Durant la période Edo, différentes tentatives ont lieu pour séparer le shintoïsme « originel » de ses influences étrangères comme le bouddhisme et le taoïsme.Entre la restauration Meiji et la fin de la seconde guerre mondiale, le shintoïsme est promu au rang de religion d’État. L’empereur divinisé devient chef d’état et commandant suprême de l’Armée et de la Marine, et les activités des autres religions comme le bouddhisme sont limitées. Dès lors, et notamment lors de l’ère Showa, les principes du shinto et notamment le culte d’Amaterasu servent de fondement à l’expansion de l’empire et au hakko ich’iu, le droit divin de la «race nipponne» à dominer l’Asie. Après la capitulation japonaise de la fin de la Seconde Guerre mondiale, l’empereur Hirohito renonce officiellement à son statut de divinité à forme humaine (akitsumikami) sans renoncer toutefois à son ascendance divine.
Aujourd’hui, de nombreux Japonais embrassent plusieurs religions, par exemple vouant un culte aux kami ancestraux, se mariant dans une église chrétienne et se faisant inhumer selon les rites bouddhistes. Toutefois, on peut considérer que le rapport entretenu par le peuple japonais au Shinto est de l’ordre du culturel, de l’inconscient collectif (au sens de Jung) davantage que celui du religieux.
Lieux de culte
Le shintoïsme se pratique dans des sanctuaires très dépouillés. « Un simple miroir, suspendu dans le sanctuaire, vient constituer l’essentiel du mobilier. La présence de cet objet s’explique aisément… Lorsque pour prier, vous vous tenez face au sanctuaire, c’est votre propre image que vous voyez se refléter sur la surface dansante et ainsi, cet acte de foi est comme l’antique injonction delphique: « Connais-toi toi-même », en grec : « gnôthi seauton ».
La présence d’un miroir peut aussi être mise sur le compte des insignes impériaux : selon la tradition, Amaterasu, ancêtre divin de la famille impériale, a transmis à ses descendants trois objets, qui sont les garants de la légitimité du pouvoir. Ces objets sont l’épée, le joyau et le miroir.
Le sanctuaire de Yasukuni est l’un des lieux de culte shinto les plus célèbres. Yasukuni -jinja, littéralement « le temple du pays apaisé », 靖國神社 est un sanctuaire shinto situé dans l’arrondissement de Chiyoda-ku à Tokyo. Il fut construit en 1869 pour rendre hommage aux Japonais « ayant donné leur vie au nom de l’empereur du Japon ». Les âmes de plus de deux millions de soldats japonais morts de 1868 à 1951 y sont déifiées.

=====

Consignes de l'exercice ->
a) D'après l'extrait sur le shintoïsme, quels objets Amaterasu a-t-elle transmis à ses descendants ? Nommez-les tous.
b) Répondez brièvement à ces questions sur l'extrait sur le shintoïsme :
(i) À quel statut l'empereur Hirohito renonce-t-il officiellement après la capitulation japonaise ?
(ii) Quel objet constitue l'essentiel du mobilier des sanctuaires shinto ?
(iii) En quelle année le sanctuaire de Yasukuni fut-il construit ?
c) Recopiez fidèlement le passage de l'extrait sur le shintoïsme qui va de « Le sanctuaire de » jusqu'à « y sont déifiées. ».
Seul l'extrait sur le shintoïsme doit servir de source.

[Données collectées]

=====

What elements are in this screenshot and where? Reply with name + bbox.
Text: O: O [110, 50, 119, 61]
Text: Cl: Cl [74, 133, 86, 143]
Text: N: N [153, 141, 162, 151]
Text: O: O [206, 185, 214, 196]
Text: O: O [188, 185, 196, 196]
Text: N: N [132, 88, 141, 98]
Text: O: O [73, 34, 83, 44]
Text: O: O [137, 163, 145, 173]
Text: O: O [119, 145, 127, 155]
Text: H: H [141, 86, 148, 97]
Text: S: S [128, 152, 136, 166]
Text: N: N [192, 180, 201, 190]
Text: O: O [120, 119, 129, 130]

=====

Réponses détaillées ->
a) L'épée, le joyau et le miroir.

b)
(i) À son statut de divinité à forme humaine (akitsumikami).
(ii) Un simple miroir, suspendu dans le sanctuaire.
(iii) En 1869.

c)
Le sanctuaire de Yasukuni est l’un des lieux de culte shinto les plus célèbres. Yasukuni -jinja, littéralement « le temple du pays apaisé », 靖國神社 est un sanctuaire shinto situé dans l’arrondissement de Chiyoda-ku à Tokyo. Il fut construit en 1869 pour rendre hommage aux Japonais « ayant donné leur vie au nom de l’empereur du Japon ». Les âmes de plus de deux millions de soldats japonais morts de 1868 à 1951 y sont déifiées.